Chart and figure data
::::::::::
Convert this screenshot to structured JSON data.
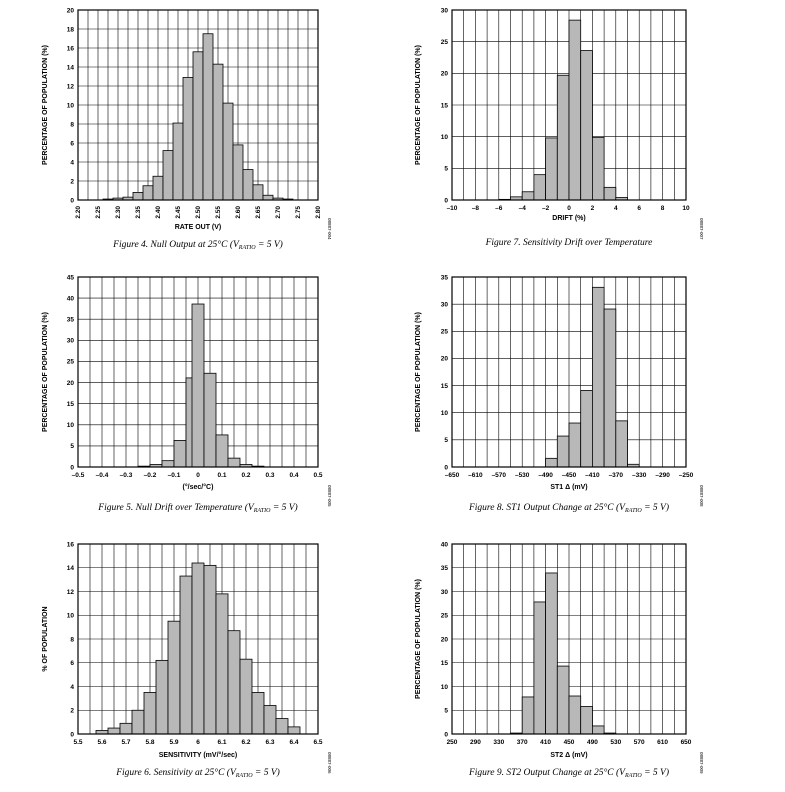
{
  "chart_data": [
    {
      "type": "bar",
      "caption": {
        "pre": "Figure 4. Null Output at 25°C (V",
        "sub": "RATIO",
        "post": " = 5 V)"
      },
      "xlabel": "RATE OUT (V)",
      "ylabel": "PERCENTAGE OF POPULATION (%)",
      "figure_id": "08887-004",
      "xlim": [
        2.2,
        2.8
      ],
      "ylim": [
        0,
        20
      ],
      "yticks": [
        0,
        2,
        4,
        6,
        8,
        10,
        12,
        14,
        16,
        18,
        20
      ],
      "xticks": [
        2.2,
        2.25,
        2.3,
        2.35,
        2.4,
        2.45,
        2.5,
        2.55,
        2.6,
        2.65,
        2.7,
        2.75,
        2.8
      ],
      "xtick_labels": [
        "2.20",
        "2.25",
        "2.30",
        "2.35",
        "2.40",
        "2.45",
        "2.50",
        "2.55",
        "2.60",
        "2.65",
        "2.70",
        "2.75",
        "2.80"
      ],
      "xtick_rotate": true,
      "bin_width": 0.025,
      "grid": true,
      "bins": [
        {
          "x": 2.275,
          "y": 0.1
        },
        {
          "x": 2.3,
          "y": 0.2
        },
        {
          "x": 2.325,
          "y": 0.3
        },
        {
          "x": 2.35,
          "y": 0.8
        },
        {
          "x": 2.375,
          "y": 1.5
        },
        {
          "x": 2.4,
          "y": 2.5
        },
        {
          "x": 2.425,
          "y": 5.2
        },
        {
          "x": 2.45,
          "y": 8.1
        },
        {
          "x": 2.475,
          "y": 12.9
        },
        {
          "x": 2.5,
          "y": 15.6
        },
        {
          "x": 2.525,
          "y": 17.5
        },
        {
          "x": 2.55,
          "y": 14.3
        },
        {
          "x": 2.575,
          "y": 10.2
        },
        {
          "x": 2.6,
          "y": 5.8
        },
        {
          "x": 2.625,
          "y": 3.2
        },
        {
          "x": 2.65,
          "y": 1.6
        },
        {
          "x": 2.675,
          "y": 0.5
        },
        {
          "x": 2.7,
          "y": 0.2
        },
        {
          "x": 2.725,
          "y": 0.1
        }
      ]
    },
    {
      "type": "bar",
      "caption": {
        "pre": "Figure 7. Sensitivity Drift over Temperature",
        "sub": "",
        "post": ""
      },
      "xlabel": "DRIFT (%)",
      "ylabel": "PERCENTAGE OF POPULATION (%)",
      "figure_id": "08887-007",
      "xlim": [
        -10,
        10
      ],
      "ylim": [
        0,
        30
      ],
      "yticks": [
        0,
        5,
        10,
        15,
        20,
        25,
        30
      ],
      "xticks": [
        -10,
        -8,
        -6,
        -4,
        -2,
        0,
        2,
        4,
        6,
        8,
        10
      ],
      "xtick_labels": [
        "–10",
        "–8",
        "–6",
        "–4",
        "–2",
        "0",
        "2",
        "4",
        "6",
        "8",
        "10"
      ],
      "xtick_rotate": false,
      "bin_width": 1,
      "grid": true,
      "bins": [
        {
          "x": -5.5,
          "y": 0.1
        },
        {
          "x": -4.5,
          "y": 0.5
        },
        {
          "x": -3.5,
          "y": 1.3
        },
        {
          "x": -2.5,
          "y": 4.0
        },
        {
          "x": -1.5,
          "y": 9.8
        },
        {
          "x": -0.5,
          "y": 19.7
        },
        {
          "x": 0.5,
          "y": 28.4
        },
        {
          "x": 1.5,
          "y": 23.6
        },
        {
          "x": 2.5,
          "y": 9.9
        },
        {
          "x": 3.5,
          "y": 2.0
        },
        {
          "x": 4.5,
          "y": 0.4
        }
      ]
    },
    {
      "type": "bar",
      "caption": {
        "pre": "Figure 5. Null Drift over Temperature (V",
        "sub": "RATIO",
        "post": " = 5 V)"
      },
      "xlabel": "(°/sec/°C)",
      "ylabel": "PERCENTAGE OF POPULATION (%)",
      "figure_id": "08887-005",
      "xlim": [
        -0.5,
        0.5
      ],
      "ylim": [
        0,
        45
      ],
      "yticks": [
        0,
        5,
        10,
        15,
        20,
        25,
        30,
        35,
        40,
        45
      ],
      "xticks": [
        -0.5,
        -0.4,
        -0.3,
        -0.2,
        -0.1,
        0,
        0.1,
        0.2,
        0.3,
        0.4,
        0.5
      ],
      "xtick_labels": [
        "–0.5",
        "–0.4",
        "–0.3",
        "–0.2",
        "–0.1",
        "0",
        "0.1",
        "0.2",
        "0.3",
        "0.4",
        "0.5"
      ],
      "xtick_rotate": false,
      "bin_width": 0.05,
      "grid": true,
      "bins": [
        {
          "x": -0.225,
          "y": 0.2
        },
        {
          "x": -0.175,
          "y": 0.6
        },
        {
          "x": -0.125,
          "y": 1.5
        },
        {
          "x": -0.075,
          "y": 6.3
        },
        {
          "x": -0.025,
          "y": 21.1
        },
        {
          "x": 0.0,
          "y": 38.6
        },
        {
          "x": 0.05,
          "y": 22.2
        },
        {
          "x": 0.1,
          "y": 7.6
        },
        {
          "x": 0.15,
          "y": 2.1
        },
        {
          "x": 0.2,
          "y": 0.6
        },
        {
          "x": 0.25,
          "y": 0.2
        }
      ]
    },
    {
      "type": "bar",
      "caption": {
        "pre": "Figure 8. ST1 Output Change at 25°C (V",
        "sub": "RATIO",
        "post": " = 5 V)"
      },
      "xlabel": "ST1 Δ (mV)",
      "ylabel": "PERCENTAGE OF POPULATION (%)",
      "figure_id": "08887-008",
      "xlim": [
        -650,
        -250
      ],
      "ylim": [
        0,
        35
      ],
      "yticks": [
        0,
        5,
        10,
        15,
        20,
        25,
        30,
        35
      ],
      "xticks": [
        -650,
        -610,
        -570,
        -530,
        -490,
        -450,
        -410,
        -370,
        -330,
        -290,
        -250
      ],
      "xtick_labels": [
        "–650",
        "–610",
        "–570",
        "–530",
        "–490",
        "–450",
        "–410",
        "–370",
        "–330",
        "–290",
        "–250"
      ],
      "xtick_rotate": false,
      "bin_width": 20,
      "grid": true,
      "bins": [
        {
          "x": -480,
          "y": 1.6
        },
        {
          "x": -460,
          "y": 5.7
        },
        {
          "x": -440,
          "y": 8.1
        },
        {
          "x": -420,
          "y": 14.1
        },
        {
          "x": -400,
          "y": 33.1
        },
        {
          "x": -380,
          "y": 29.1
        },
        {
          "x": -360,
          "y": 8.5
        },
        {
          "x": -340,
          "y": 0.5
        }
      ]
    },
    {
      "type": "bar",
      "caption": {
        "pre": "Figure 6. Sensitivity at 25°C (V",
        "sub": "RATIO",
        "post": " = 5 V)"
      },
      "xlabel": "SENSITIVITY (mV/°/sec)",
      "ylabel": "% OF POPULATION",
      "figure_id": "08887-006",
      "xlim": [
        5.5,
        6.5
      ],
      "ylim": [
        0,
        16
      ],
      "yticks": [
        0,
        2,
        4,
        6,
        8,
        10,
        12,
        14,
        16
      ],
      "xticks": [
        5.5,
        5.6,
        5.7,
        5.8,
        5.9,
        6.0,
        6.1,
        6.2,
        6.3,
        6.4,
        6.5
      ],
      "xtick_labels": [
        "5.5",
        "5.6",
        "5.7",
        "5.8",
        "5.9",
        "6",
        "6.1",
        "6.2",
        "6.3",
        "6.4",
        "6.5"
      ],
      "xtick_rotate": false,
      "bin_width": 0.05,
      "grid": true,
      "bins": [
        {
          "x": 5.6,
          "y": 0.3
        },
        {
          "x": 5.65,
          "y": 0.5
        },
        {
          "x": 5.7,
          "y": 0.9
        },
        {
          "x": 5.75,
          "y": 2.0
        },
        {
          "x": 5.8,
          "y": 3.5
        },
        {
          "x": 5.85,
          "y": 6.2
        },
        {
          "x": 5.9,
          "y": 9.5
        },
        {
          "x": 5.95,
          "y": 13.3
        },
        {
          "x": 6.0,
          "y": 14.4
        },
        {
          "x": 6.05,
          "y": 14.2
        },
        {
          "x": 6.1,
          "y": 11.8
        },
        {
          "x": 6.15,
          "y": 8.7
        },
        {
          "x": 6.2,
          "y": 6.3
        },
        {
          "x": 6.25,
          "y": 3.5
        },
        {
          "x": 6.3,
          "y": 2.4
        },
        {
          "x": 6.35,
          "y": 1.3
        },
        {
          "x": 6.4,
          "y": 0.6
        }
      ]
    },
    {
      "type": "bar",
      "caption": {
        "pre": "Figure 9. ST2 Output Change at 25°C (V",
        "sub": "RATIO",
        "post": " = 5 V)"
      },
      "xlabel": "ST2 Δ (mV)",
      "ylabel": "PERCENTAGE OF POPULATION (%)",
      "figure_id": "08887-009",
      "xlim": [
        250,
        650
      ],
      "ylim": [
        0,
        40
      ],
      "yticks": [
        0,
        5,
        10,
        15,
        20,
        25,
        30,
        35,
        40
      ],
      "xticks": [
        250,
        290,
        330,
        370,
        410,
        450,
        490,
        530,
        570,
        610,
        650
      ],
      "xtick_labels": [
        "250",
        "290",
        "330",
        "370",
        "410",
        "450",
        "490",
        "530",
        "570",
        "610",
        "650"
      ],
      "xtick_rotate": false,
      "bin_width": 20,
      "grid": true,
      "bins": [
        {
          "x": 360,
          "y": 0.2
        },
        {
          "x": 380,
          "y": 7.8
        },
        {
          "x": 400,
          "y": 27.8
        },
        {
          "x": 420,
          "y": 33.9
        },
        {
          "x": 440,
          "y": 14.3
        },
        {
          "x": 460,
          "y": 8.0
        },
        {
          "x": 480,
          "y": 5.8
        },
        {
          "x": 500,
          "y": 1.7
        },
        {
          "x": 520,
          "y": 0.2
        }
      ]
    }
  ]
}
::::::::::
TASK OBJECTIVE ->
Extract lines where the string "over" occurs.

FINISHED ANSWER ->
        "pre": "Figure 7. Sensitivity Drift over Temperature",
        "pre": "Figure 5. Null Drift over Temperature (V",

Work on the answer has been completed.